Data excerpts:
* begin *

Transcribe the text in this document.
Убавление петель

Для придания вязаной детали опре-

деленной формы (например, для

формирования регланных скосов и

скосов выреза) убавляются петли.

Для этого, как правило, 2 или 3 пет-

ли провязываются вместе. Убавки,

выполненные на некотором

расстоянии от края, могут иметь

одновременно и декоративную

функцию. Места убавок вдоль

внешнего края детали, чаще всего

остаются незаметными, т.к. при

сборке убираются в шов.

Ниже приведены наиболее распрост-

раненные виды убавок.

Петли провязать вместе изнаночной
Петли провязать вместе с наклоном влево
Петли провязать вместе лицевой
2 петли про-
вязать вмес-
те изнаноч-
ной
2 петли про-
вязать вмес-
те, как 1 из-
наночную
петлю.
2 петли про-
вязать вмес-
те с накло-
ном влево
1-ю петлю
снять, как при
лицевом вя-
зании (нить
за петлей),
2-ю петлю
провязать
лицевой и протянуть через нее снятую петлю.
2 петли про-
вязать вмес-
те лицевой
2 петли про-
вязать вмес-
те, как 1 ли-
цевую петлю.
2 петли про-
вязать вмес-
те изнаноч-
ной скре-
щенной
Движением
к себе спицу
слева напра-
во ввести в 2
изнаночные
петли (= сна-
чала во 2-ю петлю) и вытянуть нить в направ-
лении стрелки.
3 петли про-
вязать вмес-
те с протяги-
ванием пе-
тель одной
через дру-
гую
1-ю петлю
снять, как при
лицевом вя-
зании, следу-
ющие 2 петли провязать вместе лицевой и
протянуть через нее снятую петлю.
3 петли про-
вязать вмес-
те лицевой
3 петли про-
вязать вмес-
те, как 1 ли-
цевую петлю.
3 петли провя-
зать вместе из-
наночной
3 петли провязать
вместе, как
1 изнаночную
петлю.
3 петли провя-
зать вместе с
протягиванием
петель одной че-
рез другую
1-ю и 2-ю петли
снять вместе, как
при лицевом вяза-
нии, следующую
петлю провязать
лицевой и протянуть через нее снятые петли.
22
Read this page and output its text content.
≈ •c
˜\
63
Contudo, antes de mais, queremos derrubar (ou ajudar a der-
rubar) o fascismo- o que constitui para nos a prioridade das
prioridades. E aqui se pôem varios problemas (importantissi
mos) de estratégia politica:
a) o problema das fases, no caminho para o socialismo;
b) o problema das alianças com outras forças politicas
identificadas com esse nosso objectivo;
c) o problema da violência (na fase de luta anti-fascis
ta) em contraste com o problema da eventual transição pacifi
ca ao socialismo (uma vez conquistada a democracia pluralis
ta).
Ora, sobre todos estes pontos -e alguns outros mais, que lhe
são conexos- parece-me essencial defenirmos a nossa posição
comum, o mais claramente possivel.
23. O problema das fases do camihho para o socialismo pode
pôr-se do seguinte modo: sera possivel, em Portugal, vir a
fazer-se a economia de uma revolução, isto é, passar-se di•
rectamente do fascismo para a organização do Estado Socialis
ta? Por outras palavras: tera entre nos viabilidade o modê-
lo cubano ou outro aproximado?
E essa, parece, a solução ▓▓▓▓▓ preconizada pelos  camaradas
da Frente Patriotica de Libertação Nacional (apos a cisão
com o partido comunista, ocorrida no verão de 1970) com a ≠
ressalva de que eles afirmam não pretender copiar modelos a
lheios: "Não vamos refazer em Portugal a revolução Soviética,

* end *

* **REQUIREMENT**:
From the entries above, extract every line where the word "убавок" appears.

* **ANSWER TO THIS EXERCISE**:
функцию. Места убавок вдоль
раненные виды убавок.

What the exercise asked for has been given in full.